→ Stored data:
━━━━━━━━━━━━━━━━━━━━━━━━━━━━━━
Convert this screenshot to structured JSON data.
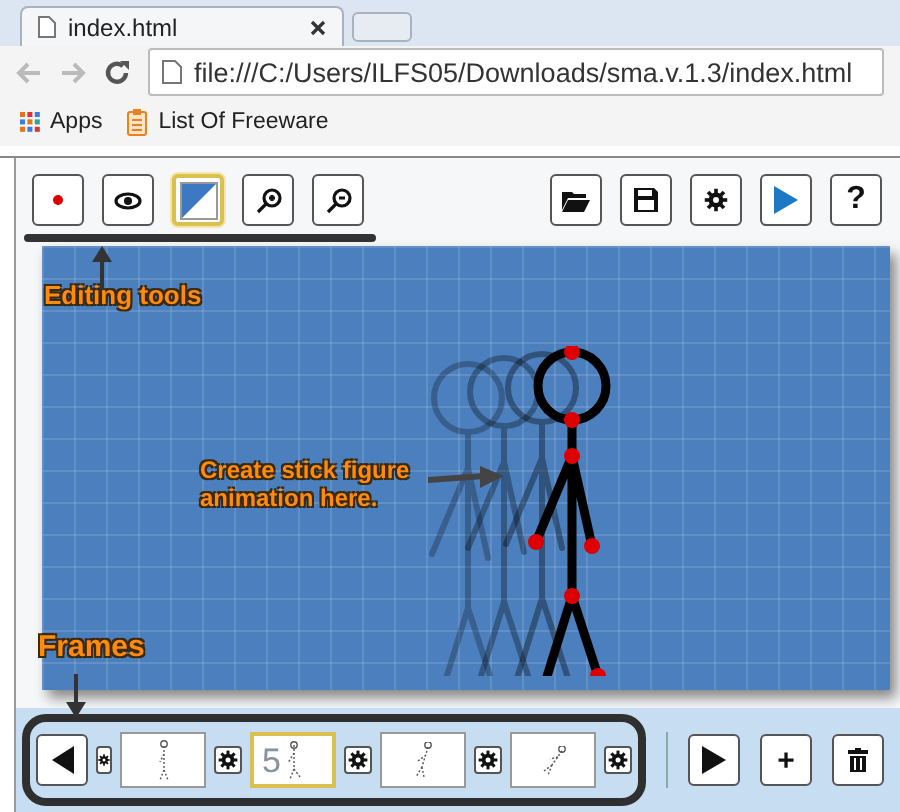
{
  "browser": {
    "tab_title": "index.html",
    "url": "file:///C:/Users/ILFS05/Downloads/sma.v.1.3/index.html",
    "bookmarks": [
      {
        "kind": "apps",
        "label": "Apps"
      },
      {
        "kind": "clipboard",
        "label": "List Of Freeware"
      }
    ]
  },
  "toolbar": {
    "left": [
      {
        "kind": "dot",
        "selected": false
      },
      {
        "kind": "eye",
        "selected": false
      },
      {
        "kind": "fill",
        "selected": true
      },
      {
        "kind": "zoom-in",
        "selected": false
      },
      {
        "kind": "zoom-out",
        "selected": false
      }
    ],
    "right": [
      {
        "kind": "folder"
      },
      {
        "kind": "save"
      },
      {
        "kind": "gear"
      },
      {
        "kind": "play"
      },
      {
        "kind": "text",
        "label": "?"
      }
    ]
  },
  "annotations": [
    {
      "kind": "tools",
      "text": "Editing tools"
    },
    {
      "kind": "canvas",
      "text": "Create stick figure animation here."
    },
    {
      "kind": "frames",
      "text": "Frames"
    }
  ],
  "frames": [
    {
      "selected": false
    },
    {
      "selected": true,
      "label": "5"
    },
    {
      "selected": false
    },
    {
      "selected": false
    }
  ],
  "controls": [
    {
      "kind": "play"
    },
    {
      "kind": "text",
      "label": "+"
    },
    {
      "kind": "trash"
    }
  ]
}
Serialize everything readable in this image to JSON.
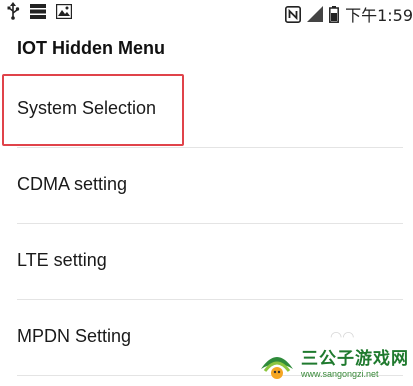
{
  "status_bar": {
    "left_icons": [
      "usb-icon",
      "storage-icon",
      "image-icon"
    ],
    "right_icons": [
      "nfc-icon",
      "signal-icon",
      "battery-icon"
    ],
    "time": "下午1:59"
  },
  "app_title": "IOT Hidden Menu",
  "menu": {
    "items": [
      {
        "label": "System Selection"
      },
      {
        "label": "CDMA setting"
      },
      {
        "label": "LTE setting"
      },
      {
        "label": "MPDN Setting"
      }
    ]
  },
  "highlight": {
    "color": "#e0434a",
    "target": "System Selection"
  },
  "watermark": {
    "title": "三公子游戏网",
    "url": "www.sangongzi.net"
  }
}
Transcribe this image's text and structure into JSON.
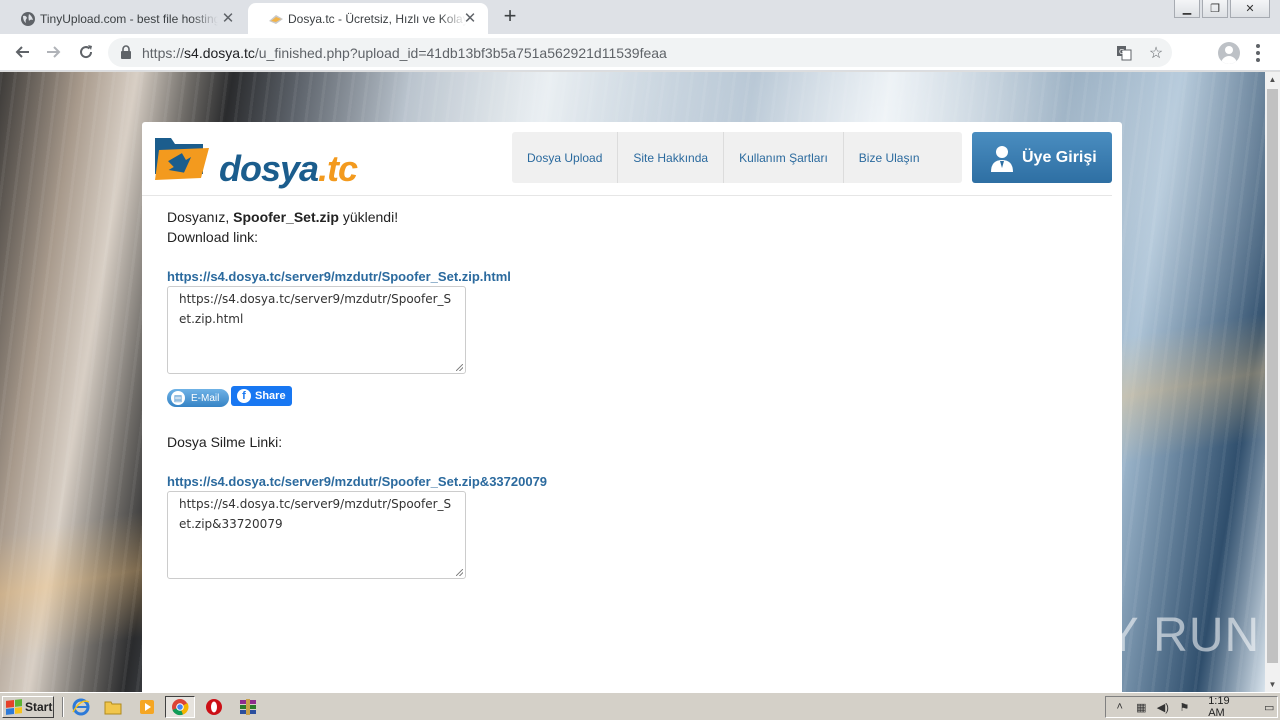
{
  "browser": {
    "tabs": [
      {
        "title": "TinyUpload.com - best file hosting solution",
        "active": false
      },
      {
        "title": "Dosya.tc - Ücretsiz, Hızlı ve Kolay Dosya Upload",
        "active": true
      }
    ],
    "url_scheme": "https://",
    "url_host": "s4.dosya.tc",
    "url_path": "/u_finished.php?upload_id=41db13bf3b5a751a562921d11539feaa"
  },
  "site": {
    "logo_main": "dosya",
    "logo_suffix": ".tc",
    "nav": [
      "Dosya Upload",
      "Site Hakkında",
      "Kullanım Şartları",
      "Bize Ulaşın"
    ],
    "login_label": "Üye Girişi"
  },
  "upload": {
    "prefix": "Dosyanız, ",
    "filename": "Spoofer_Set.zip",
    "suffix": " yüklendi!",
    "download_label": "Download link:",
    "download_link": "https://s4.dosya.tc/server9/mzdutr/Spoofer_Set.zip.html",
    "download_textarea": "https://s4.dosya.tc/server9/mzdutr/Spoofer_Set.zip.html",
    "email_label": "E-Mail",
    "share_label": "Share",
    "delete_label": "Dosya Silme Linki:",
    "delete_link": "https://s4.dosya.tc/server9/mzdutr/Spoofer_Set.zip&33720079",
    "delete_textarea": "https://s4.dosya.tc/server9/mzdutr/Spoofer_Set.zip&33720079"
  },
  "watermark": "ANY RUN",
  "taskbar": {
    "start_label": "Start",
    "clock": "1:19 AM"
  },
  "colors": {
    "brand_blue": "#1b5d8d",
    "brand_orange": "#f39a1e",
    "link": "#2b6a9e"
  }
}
━━━━━━━━━━━━━━━━━━━━━━━━━━━━━━
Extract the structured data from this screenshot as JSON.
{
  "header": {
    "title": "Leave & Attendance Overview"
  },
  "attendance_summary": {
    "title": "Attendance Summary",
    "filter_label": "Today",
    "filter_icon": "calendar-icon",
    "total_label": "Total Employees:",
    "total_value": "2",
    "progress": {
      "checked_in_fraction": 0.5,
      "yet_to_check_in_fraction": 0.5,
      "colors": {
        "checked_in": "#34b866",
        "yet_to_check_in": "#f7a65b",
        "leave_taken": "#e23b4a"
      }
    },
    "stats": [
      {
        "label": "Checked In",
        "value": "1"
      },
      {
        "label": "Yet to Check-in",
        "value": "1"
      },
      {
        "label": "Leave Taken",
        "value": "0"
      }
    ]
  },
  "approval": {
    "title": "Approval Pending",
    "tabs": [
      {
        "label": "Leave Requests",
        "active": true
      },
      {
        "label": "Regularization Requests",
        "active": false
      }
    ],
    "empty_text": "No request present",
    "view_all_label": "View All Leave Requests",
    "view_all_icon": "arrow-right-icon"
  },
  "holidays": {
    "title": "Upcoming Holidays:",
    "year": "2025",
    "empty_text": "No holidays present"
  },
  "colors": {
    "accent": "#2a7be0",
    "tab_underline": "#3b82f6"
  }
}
━━━━━━━━━━━━━━━━━━━━━━━━━━━━━━
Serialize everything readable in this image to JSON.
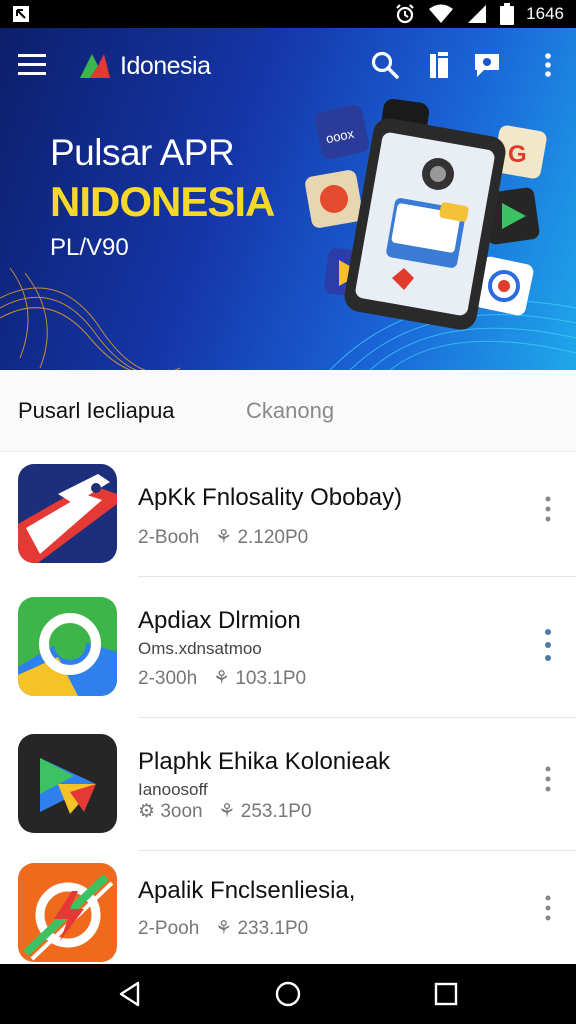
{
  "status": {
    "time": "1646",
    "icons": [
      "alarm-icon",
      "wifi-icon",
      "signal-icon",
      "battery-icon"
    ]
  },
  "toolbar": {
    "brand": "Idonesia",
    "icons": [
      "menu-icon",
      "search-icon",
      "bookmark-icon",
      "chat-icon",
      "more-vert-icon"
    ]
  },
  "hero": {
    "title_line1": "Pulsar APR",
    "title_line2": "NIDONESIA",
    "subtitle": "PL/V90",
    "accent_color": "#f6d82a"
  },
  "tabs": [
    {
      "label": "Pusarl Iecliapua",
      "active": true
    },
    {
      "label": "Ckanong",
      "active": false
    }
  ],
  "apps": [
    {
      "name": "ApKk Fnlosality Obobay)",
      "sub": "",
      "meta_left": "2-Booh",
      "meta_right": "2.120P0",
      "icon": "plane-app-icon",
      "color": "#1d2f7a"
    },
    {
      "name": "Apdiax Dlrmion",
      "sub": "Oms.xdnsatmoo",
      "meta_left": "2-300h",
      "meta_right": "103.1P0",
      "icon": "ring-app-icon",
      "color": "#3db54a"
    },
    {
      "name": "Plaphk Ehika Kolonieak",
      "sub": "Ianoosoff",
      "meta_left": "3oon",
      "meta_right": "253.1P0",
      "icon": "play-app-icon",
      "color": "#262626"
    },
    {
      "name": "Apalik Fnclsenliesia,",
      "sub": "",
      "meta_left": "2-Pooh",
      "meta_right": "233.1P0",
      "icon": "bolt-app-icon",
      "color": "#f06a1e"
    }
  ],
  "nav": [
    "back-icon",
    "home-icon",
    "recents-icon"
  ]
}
━━━━━━━━━━━━━━━━━━━━━━━━━━━━━━
→ EXERCISE OBJECTIVE: List each line in the listing that contains the string "present".

→ PROBLEM SOLUTION:
    "empty_text": "No request present",
    "empty_text": "No holidays present"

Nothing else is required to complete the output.